* START Extracted material *

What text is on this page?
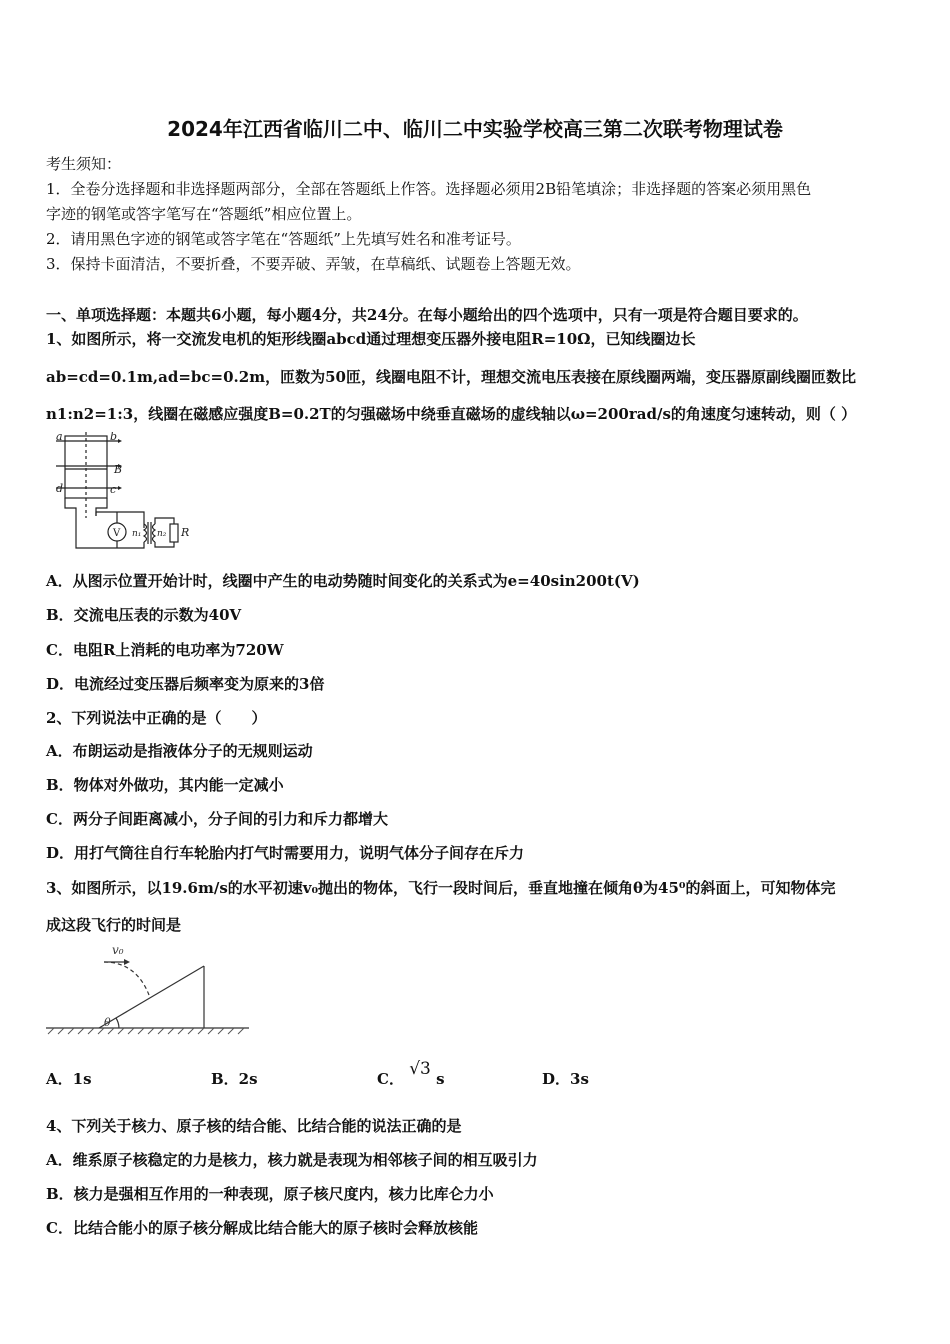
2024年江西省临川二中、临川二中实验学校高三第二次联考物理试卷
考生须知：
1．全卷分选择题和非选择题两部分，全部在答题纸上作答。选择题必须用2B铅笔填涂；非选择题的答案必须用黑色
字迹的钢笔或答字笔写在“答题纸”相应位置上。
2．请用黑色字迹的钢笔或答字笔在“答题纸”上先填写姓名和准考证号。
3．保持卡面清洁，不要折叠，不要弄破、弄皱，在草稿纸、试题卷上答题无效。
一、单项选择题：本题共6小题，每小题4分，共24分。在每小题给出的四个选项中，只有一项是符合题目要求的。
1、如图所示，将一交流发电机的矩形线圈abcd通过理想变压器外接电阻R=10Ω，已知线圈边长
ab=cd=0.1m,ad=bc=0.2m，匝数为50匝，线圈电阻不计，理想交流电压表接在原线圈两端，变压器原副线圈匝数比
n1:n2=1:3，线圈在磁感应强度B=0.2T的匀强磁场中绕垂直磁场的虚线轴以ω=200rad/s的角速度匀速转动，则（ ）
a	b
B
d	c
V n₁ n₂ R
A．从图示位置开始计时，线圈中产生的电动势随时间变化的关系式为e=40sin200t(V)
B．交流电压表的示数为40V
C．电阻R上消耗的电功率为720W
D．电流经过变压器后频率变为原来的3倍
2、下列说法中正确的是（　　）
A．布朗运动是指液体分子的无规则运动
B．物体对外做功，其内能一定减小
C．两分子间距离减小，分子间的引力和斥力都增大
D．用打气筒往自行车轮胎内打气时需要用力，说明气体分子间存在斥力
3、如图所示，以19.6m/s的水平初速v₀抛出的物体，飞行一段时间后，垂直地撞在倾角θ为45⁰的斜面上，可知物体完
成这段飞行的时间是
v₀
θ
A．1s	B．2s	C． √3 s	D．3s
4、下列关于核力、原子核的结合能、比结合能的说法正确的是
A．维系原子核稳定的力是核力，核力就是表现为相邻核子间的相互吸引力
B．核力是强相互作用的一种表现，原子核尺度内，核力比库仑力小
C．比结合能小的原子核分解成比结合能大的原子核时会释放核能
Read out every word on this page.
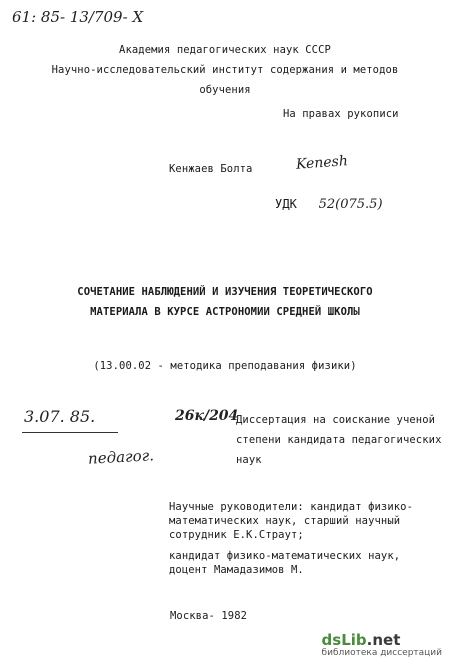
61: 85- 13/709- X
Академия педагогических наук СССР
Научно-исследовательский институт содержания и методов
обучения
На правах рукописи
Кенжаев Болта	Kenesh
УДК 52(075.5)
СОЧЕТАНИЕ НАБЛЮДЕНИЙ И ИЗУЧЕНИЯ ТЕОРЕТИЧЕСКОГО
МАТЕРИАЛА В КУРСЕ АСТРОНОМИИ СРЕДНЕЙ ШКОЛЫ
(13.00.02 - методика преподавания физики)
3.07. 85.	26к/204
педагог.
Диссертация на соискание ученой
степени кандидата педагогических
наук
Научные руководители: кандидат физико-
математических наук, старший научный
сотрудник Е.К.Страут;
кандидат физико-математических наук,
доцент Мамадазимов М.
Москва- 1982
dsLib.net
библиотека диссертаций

* END Extracted material *

What you have to do
From the line containing "Read out every word on this page." to the end of the data above, give those lines again verbatim, with both endpoints included and no images.

The output
Read out every word on this page.
61: 85- 13/709- X
Академия педагогических наук СССР
Научно-исследовательский институт содержания и методов
обучения
На правах рукописи
Кенжаев Болта	Kenesh
УДК 52(075.5)
СОЧЕТАНИЕ НАБЛЮДЕНИЙ И ИЗУЧЕНИЯ ТЕОРЕТИЧЕСКОГО
МАТЕРИАЛА В КУРСЕ АСТРОНОМИИ СРЕДНЕЙ ШКОЛЫ
(13.00.02 - методика преподавания физики)
3.07. 85.	26к/204
педагог.
Диссертация на соискание ученой
степени кандидата педагогических
наук
Научные руководители: кандидат физико-
математических наук, старший научный
сотрудник Е.К.Страут;
кандидат физико-математических наук,
доцент Мамадазимов М.
Москва- 1982
dsLib.net
библиотека диссертаций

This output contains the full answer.